* Set exercise *
Examine the entries and show every line in which the word "JSON" is found.

[Dataset listings of figures]

****************

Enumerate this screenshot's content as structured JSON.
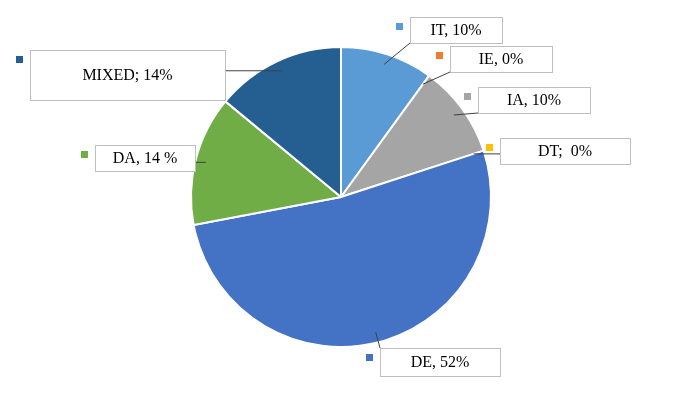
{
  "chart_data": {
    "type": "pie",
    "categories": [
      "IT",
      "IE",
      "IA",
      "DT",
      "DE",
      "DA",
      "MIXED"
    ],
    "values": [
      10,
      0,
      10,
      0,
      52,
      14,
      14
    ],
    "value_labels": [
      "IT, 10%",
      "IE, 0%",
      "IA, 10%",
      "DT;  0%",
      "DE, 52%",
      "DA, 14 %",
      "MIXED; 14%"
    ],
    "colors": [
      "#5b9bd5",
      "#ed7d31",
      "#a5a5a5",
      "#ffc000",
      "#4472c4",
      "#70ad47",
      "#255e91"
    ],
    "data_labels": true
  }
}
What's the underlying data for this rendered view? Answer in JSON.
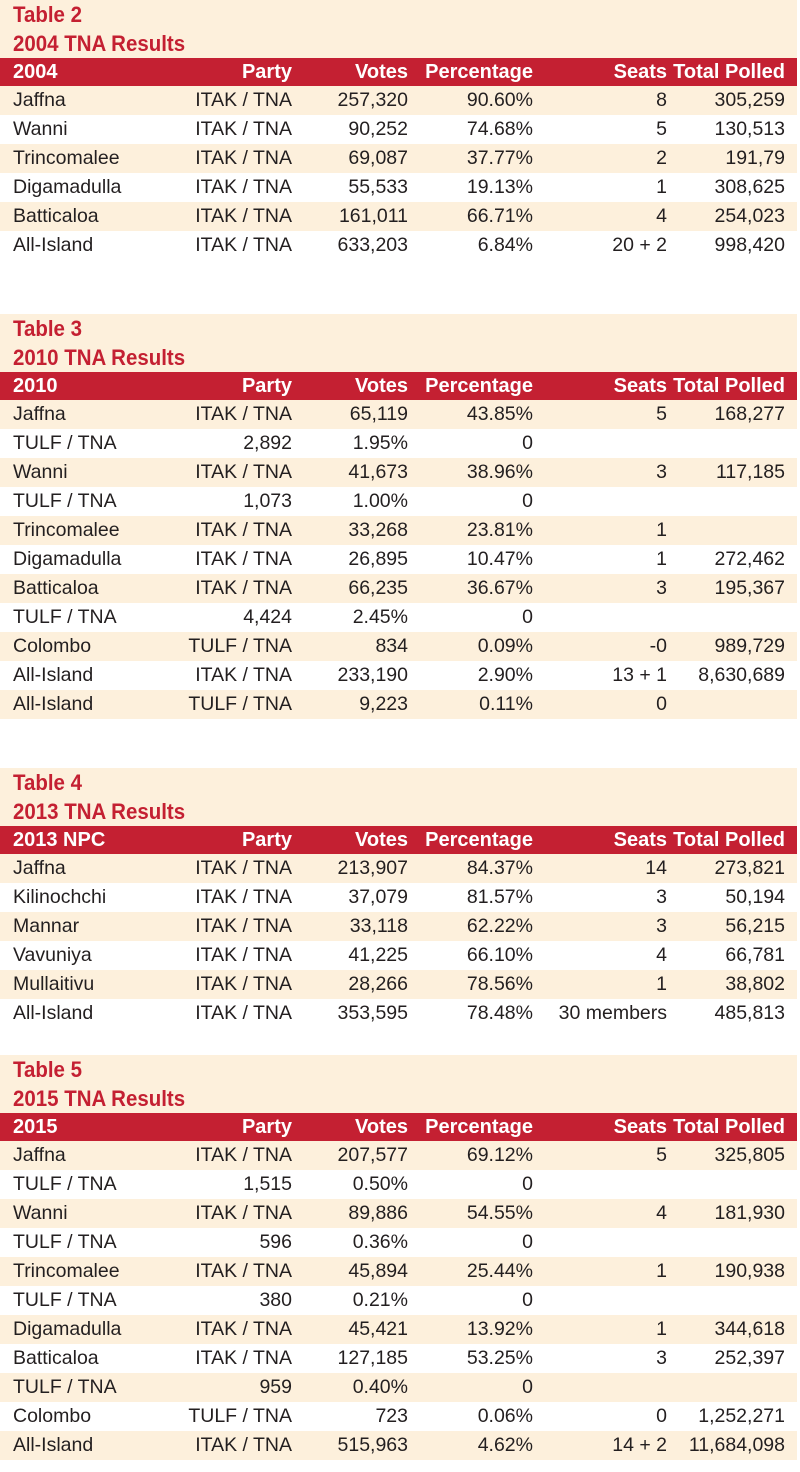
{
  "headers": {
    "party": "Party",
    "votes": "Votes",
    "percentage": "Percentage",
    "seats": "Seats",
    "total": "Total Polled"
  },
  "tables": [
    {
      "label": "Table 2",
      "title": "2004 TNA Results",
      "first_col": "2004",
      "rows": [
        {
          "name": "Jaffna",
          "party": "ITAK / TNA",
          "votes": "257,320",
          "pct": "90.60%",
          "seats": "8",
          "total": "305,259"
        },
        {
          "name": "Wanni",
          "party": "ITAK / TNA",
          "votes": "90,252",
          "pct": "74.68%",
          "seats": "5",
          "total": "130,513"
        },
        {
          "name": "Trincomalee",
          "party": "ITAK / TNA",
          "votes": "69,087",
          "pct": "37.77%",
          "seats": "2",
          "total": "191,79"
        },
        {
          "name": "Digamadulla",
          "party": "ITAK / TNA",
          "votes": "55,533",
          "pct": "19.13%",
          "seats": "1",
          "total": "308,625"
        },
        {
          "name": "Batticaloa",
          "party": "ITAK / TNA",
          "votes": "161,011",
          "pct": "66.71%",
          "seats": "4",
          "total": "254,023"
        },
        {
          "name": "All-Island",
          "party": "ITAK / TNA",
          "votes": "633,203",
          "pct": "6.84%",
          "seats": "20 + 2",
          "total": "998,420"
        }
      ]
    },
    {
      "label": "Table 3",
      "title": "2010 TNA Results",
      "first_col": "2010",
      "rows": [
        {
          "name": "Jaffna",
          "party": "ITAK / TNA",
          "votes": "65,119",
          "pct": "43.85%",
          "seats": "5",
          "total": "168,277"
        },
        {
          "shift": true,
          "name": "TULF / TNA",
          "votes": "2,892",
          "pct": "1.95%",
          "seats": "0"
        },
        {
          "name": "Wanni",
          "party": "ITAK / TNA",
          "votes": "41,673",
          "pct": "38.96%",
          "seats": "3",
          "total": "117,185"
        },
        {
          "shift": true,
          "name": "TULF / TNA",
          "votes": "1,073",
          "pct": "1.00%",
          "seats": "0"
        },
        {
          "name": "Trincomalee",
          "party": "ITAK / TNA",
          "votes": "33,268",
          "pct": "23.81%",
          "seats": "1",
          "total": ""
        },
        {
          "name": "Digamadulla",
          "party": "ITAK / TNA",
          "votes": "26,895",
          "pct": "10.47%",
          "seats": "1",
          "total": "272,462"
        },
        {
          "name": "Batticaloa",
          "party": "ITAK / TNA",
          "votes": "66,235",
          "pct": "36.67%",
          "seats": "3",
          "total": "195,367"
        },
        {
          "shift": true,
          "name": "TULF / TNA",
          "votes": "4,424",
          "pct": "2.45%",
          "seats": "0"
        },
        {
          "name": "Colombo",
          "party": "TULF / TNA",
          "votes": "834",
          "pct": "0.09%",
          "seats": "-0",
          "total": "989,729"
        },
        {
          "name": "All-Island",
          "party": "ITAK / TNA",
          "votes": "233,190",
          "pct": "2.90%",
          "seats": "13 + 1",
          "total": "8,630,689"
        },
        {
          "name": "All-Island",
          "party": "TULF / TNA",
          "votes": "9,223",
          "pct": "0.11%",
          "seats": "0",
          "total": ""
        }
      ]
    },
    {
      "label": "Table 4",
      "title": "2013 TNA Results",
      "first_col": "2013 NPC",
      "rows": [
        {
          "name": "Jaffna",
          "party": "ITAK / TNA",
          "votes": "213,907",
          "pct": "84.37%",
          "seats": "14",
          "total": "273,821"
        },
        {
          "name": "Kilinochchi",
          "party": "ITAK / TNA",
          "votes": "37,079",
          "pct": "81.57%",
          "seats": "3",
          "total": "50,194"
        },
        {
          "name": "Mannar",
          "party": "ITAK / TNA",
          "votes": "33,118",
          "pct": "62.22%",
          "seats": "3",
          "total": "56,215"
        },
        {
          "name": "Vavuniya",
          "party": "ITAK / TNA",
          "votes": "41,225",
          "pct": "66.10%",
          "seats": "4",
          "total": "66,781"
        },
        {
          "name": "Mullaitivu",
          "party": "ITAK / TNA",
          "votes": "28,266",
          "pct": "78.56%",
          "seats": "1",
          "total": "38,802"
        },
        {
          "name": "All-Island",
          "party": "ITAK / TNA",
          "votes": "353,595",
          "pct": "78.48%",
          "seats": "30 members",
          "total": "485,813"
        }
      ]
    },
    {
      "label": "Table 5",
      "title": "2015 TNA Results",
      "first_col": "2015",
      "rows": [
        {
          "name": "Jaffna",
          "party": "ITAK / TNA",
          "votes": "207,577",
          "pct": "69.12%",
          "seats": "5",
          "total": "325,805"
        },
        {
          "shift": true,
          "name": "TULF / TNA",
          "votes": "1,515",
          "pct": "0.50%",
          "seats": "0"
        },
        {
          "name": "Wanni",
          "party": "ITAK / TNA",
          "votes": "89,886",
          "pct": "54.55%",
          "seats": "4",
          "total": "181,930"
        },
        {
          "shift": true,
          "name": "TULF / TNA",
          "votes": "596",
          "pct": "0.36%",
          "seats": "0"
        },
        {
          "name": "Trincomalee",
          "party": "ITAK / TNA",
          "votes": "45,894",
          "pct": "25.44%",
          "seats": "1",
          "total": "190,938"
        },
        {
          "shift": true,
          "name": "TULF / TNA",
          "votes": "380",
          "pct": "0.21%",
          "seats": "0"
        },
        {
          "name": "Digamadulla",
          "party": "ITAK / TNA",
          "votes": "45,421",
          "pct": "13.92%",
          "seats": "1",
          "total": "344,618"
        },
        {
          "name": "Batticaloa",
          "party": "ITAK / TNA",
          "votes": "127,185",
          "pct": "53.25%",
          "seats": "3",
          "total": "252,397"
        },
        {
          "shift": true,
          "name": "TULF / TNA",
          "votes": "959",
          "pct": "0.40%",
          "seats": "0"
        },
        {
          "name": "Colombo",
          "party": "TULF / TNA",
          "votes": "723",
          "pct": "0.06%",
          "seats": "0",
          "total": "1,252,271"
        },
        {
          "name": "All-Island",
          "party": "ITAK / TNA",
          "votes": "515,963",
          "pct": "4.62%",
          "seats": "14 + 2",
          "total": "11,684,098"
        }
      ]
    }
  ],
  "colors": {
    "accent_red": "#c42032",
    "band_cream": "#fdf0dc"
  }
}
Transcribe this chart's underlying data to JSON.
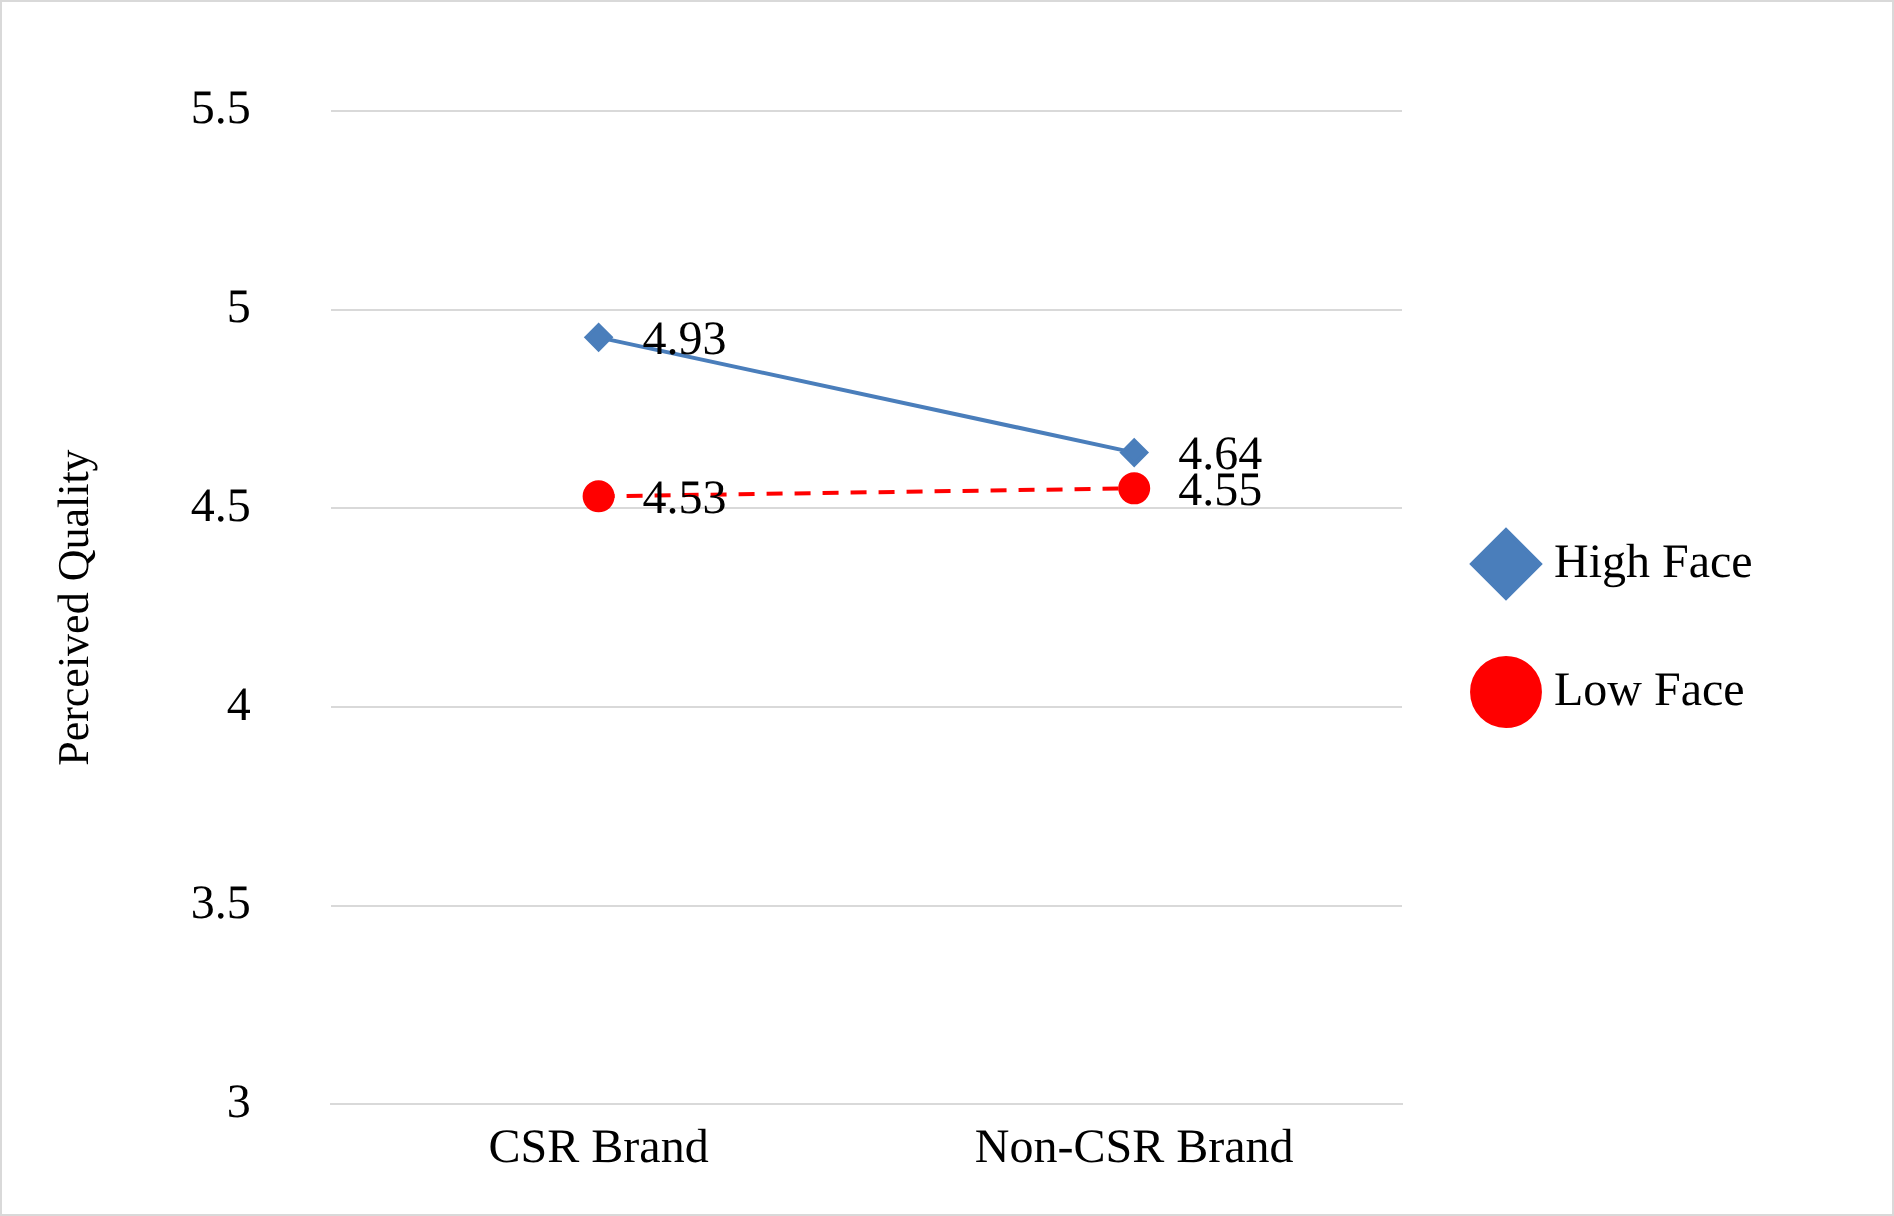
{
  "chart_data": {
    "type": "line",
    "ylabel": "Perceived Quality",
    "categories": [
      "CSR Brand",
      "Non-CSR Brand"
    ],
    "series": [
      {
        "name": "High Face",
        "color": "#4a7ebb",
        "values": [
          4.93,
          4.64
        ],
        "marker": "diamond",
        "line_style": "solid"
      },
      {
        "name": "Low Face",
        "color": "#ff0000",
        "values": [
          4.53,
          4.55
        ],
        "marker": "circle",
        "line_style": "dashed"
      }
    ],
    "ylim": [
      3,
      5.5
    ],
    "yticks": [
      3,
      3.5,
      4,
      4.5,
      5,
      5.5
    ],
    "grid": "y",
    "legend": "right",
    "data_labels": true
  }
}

****************

* Exercise response *
Enumerate this screenshot's content as structured JSON.
What's the underlying data for this rendered view? Answer in JSON.
Transcribe this chart's underlying data to JSON.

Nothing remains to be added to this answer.